**BRANO SCELTO:**
◇ ◇ ◇ ◇ ◇
Un’intuizione. Nasce da lì Tartuflanghe nel 1975. Il frutto più pregiato di una terra e il nome di quel territorio che nel frattempo si è fatto patrimonio mondiale. Oggi a capo troviamo Paolo Montanaro: l’azienda è Ancora a conduzione famigliare. L’hanno resa grande loro l’Italia, le grandi famiglie di imprenditori italiani. Come Beppe, papà di Paolo. Gente che è capace di calcare il più importante dei red carpet, senza dimenticare mai da dove arriva. La terra.

Tartufo Bianco

Paolo, è il tuo momento. Il tuo periodo dell’anno. Come stai? Come sta la terra, la tua, quella dalla quale ogni anno dal 1975 traete spunti e frutti che rendono unico il nostro ecosistema nel mondo?
◇ ◇ ◇ ◇ ◇
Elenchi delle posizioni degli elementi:
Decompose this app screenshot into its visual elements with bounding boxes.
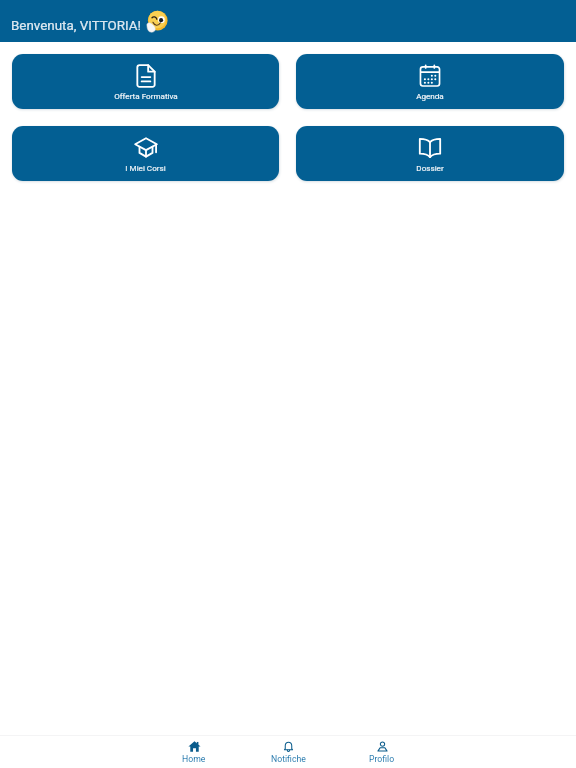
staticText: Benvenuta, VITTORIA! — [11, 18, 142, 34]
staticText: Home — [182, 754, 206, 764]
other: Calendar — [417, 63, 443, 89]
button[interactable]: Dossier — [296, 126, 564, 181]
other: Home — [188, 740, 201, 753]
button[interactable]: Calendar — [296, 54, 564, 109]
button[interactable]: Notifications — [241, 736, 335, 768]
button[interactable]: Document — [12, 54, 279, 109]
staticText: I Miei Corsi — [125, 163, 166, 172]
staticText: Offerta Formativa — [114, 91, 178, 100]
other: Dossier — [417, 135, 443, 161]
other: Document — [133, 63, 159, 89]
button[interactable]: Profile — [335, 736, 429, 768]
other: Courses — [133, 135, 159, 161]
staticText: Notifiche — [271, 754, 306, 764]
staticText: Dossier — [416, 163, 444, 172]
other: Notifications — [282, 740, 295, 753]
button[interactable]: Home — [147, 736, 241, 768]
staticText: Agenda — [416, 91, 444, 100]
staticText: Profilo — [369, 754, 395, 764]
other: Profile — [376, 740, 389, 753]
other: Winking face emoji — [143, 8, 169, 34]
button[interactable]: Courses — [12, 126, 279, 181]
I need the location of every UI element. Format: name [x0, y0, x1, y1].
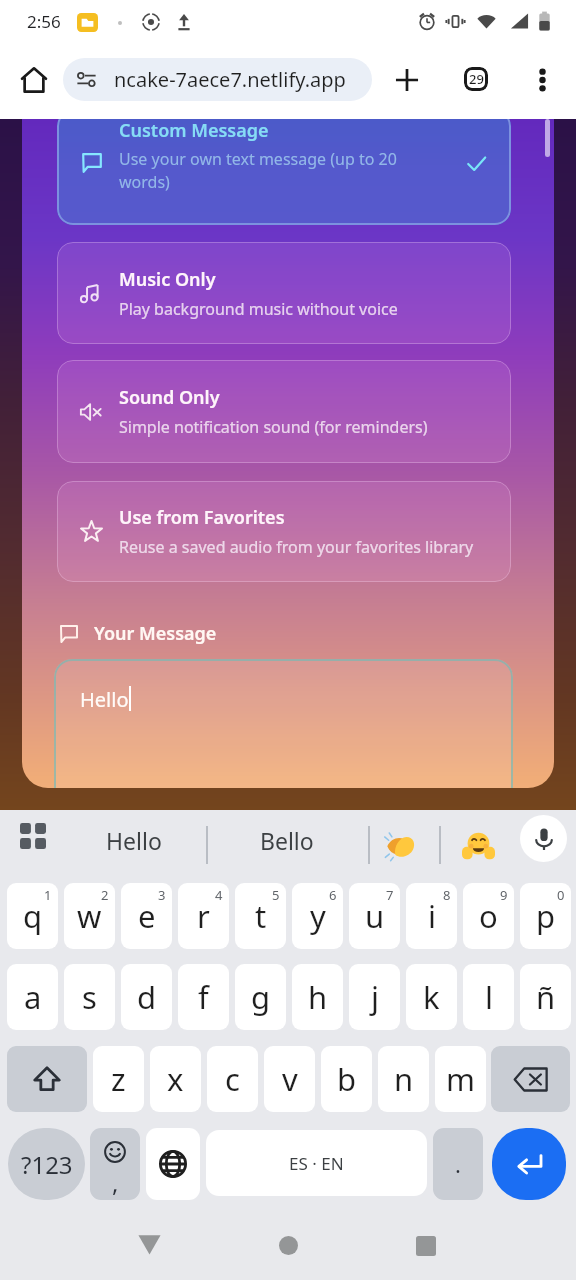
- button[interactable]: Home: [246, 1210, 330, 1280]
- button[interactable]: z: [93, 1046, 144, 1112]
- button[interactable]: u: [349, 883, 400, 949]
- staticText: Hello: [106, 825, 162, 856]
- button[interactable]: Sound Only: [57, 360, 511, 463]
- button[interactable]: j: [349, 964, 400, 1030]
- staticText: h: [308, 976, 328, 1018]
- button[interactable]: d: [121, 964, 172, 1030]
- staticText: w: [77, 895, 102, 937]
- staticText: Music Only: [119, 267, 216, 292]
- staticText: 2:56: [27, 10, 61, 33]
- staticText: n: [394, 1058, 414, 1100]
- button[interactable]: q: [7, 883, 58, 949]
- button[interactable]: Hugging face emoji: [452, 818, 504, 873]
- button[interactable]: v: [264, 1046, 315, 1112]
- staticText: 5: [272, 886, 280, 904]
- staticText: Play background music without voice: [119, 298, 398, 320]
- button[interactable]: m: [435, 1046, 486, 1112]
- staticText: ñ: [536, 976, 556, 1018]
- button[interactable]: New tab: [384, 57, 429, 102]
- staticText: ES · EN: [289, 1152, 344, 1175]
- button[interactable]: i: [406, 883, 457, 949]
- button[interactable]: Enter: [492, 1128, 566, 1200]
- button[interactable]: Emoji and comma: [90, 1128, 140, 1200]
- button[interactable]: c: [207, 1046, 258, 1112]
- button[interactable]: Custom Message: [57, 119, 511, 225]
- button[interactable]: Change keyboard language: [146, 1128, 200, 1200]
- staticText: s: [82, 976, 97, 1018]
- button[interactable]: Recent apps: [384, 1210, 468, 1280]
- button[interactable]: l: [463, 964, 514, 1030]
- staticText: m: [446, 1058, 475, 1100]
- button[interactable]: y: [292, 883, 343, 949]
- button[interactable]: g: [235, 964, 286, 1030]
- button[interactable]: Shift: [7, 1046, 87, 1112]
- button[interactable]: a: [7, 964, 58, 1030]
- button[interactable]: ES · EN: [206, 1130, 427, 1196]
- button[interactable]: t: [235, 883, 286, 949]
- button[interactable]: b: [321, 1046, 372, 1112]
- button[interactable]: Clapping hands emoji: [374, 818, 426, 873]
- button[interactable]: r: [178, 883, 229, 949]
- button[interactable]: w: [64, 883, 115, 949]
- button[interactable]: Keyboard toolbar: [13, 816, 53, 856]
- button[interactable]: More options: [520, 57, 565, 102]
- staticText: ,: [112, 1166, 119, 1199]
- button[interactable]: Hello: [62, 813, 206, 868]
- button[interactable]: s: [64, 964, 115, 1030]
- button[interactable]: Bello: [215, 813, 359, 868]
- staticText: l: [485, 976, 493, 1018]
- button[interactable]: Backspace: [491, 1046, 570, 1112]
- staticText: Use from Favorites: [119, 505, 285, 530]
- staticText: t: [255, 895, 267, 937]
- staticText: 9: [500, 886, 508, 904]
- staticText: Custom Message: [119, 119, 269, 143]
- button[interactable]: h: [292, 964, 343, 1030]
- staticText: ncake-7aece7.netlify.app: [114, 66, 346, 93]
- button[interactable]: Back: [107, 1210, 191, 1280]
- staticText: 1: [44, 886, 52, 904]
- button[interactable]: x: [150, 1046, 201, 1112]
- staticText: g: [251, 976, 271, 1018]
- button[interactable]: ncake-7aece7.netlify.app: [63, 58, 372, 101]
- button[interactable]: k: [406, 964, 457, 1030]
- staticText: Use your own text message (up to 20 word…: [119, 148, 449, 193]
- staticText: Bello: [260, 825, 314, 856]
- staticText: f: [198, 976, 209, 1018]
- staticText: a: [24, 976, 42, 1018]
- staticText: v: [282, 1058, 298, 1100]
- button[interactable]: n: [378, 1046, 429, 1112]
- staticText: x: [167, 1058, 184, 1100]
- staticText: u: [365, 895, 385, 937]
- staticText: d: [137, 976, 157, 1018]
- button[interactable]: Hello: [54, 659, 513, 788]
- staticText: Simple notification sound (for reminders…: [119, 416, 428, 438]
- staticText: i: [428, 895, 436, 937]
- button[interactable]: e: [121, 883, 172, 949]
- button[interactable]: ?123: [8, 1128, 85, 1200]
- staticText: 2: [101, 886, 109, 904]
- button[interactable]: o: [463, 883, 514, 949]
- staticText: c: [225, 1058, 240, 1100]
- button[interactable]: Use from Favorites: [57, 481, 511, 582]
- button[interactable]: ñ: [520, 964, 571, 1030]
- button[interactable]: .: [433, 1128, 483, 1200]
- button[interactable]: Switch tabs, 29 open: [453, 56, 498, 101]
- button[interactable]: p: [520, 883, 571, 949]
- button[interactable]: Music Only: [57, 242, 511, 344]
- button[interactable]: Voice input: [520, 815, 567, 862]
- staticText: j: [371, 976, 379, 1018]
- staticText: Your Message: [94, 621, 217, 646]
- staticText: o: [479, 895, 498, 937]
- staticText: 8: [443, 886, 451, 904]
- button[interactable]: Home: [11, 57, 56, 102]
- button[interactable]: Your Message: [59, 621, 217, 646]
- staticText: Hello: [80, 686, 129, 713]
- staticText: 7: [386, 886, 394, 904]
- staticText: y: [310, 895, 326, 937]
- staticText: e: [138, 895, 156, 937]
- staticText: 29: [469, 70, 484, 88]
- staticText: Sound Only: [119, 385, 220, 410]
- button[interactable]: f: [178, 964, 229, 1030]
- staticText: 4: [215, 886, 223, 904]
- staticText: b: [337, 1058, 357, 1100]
◇ ◇ ◇ ◇ ◇
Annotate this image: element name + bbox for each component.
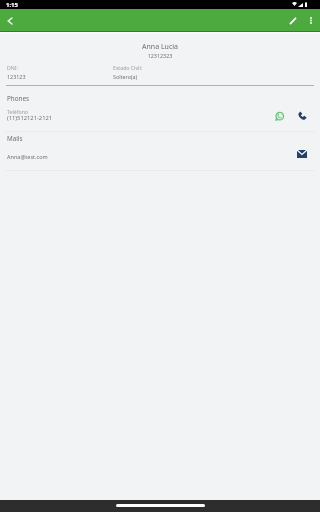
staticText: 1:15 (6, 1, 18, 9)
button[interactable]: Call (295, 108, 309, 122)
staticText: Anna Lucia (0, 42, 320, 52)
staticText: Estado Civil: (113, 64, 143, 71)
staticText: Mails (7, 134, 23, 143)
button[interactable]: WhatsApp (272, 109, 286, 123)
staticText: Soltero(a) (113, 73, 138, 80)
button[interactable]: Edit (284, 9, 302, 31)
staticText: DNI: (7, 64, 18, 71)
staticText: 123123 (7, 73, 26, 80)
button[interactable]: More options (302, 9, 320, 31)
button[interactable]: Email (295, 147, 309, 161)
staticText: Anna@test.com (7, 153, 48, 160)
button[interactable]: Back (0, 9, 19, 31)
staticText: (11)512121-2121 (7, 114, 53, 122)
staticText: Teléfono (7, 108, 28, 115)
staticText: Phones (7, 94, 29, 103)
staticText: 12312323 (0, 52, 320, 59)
◇ ◇ ◇ ◇ ◇
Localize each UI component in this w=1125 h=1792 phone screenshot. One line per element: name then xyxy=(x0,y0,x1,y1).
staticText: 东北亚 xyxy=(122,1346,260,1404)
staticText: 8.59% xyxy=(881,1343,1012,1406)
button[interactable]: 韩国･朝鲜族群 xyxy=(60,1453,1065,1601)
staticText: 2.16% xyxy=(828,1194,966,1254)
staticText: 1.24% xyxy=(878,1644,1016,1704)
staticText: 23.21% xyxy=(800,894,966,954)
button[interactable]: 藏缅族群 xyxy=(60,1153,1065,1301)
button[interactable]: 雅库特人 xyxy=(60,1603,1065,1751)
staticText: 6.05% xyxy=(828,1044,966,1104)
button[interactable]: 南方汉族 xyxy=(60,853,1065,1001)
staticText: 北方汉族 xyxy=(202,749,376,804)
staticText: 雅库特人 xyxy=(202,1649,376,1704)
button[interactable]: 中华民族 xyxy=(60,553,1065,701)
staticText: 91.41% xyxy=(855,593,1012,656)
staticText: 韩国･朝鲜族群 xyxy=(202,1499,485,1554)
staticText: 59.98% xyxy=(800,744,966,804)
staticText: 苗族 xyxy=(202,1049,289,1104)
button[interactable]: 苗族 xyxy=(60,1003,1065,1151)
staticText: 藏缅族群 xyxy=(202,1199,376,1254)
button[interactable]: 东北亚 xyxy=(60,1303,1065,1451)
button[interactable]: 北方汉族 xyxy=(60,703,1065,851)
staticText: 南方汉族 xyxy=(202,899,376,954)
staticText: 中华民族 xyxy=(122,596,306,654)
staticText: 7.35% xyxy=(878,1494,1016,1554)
◇ ◇ ◇ ◇ ◇
**CONSEGNE:**
(a) Secondo il brano su Tartuflanghe, chi guida oggi l'azienda?
(b) Prosegui il brano su Tartuflanghe partendo dopo la sua ultima frase.

**RISULTATI IN ORDINE:**
(a) Paolo Montanaro.

(b)
Questo sarà un anno particolare, vista la siccità che ha colpito tutta Italia. Solitamente c’è un periodo estivo in cui i temporali e le piogge permettono la formazione di un fondo umido nel terreno che agevola lo sviluppo dei tartufi. Nel 2022 queste piogge sono mancate, di conseguenza abbiamo una produzione molto limitata. Di solito il tartufo bianco che nasce in questo periodo, cresce sui pendii rivolti a nord, mentre oggi raccogliamo quello a fondo collina, dove confluisce più acqua. Le zone di raccolta a valle sono chiaramente più limitate rispetto a quelle collinari. Il tutto influisce sulla quotazione, che è altissima, data anche la grande richiesta. A novembre raggiungeremo il picco in termini di quantità. Al netto della siccità, a livello generale lo stato di salute della nostra terra sta migliorando, ci sono sempre più persone che investono nella messa a dimora di nuovi alberi, la sensibilità sta crescendo e prima di disboscare per fare un vigneto ci si pensa due volte. È bello vedere come le nuove generazioni dimostrino più attenzione.

Cambiamenti climatici. Cosa è ambiato per il tartufo bianco? È vero che ad ottobre praticamente è ancora in qualche modo “scarico” di tutti quei sentori che lo contraddistinguono da sempre?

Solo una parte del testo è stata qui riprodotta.